===== Material to process

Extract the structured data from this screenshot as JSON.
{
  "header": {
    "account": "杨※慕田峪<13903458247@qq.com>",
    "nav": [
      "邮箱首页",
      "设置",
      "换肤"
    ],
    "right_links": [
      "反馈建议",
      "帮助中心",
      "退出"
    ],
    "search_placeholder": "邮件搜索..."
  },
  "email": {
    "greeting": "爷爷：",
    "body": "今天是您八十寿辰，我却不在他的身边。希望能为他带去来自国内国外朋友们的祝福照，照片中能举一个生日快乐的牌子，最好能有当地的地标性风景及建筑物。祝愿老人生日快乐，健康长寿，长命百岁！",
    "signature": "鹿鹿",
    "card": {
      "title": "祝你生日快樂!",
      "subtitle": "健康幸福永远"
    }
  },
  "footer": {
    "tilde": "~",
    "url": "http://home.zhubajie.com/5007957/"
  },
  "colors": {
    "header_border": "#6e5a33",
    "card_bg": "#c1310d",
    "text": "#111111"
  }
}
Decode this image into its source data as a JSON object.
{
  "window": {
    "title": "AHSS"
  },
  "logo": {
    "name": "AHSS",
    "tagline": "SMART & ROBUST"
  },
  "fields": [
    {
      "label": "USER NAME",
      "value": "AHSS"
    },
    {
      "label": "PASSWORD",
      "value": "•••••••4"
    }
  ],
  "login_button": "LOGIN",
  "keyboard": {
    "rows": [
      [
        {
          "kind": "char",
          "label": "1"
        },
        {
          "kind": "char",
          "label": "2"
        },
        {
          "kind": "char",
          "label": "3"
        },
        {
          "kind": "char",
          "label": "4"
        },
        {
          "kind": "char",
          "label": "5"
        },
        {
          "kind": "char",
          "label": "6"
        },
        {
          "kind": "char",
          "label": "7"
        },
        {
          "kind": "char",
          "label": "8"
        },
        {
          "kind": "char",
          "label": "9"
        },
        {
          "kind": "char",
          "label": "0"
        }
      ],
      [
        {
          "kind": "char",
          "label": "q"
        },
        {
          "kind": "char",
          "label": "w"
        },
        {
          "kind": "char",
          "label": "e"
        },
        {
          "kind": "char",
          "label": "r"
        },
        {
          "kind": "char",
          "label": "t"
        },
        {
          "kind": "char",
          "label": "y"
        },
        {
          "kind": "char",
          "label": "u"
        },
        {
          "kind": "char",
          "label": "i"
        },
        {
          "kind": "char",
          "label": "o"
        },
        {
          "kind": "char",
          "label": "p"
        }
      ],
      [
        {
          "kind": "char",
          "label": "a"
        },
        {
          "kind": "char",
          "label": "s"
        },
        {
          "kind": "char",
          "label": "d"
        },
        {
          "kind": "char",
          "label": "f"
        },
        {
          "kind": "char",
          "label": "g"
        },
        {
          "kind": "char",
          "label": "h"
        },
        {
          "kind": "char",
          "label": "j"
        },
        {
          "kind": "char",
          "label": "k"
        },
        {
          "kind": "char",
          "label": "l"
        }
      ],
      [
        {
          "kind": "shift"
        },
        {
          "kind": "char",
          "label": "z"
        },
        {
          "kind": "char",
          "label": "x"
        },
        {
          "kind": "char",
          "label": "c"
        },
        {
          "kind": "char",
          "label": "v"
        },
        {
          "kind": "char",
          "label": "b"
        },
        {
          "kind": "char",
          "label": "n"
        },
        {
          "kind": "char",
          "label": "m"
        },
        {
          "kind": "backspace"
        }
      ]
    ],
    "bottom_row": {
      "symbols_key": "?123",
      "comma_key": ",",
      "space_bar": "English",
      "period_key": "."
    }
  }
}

==========

Search the entries for the string "this" and collect each line that has it.

> [Solved problem]
Extract the structured data from this screenshot as JSON.
Decode this image into its source data as a JSON object.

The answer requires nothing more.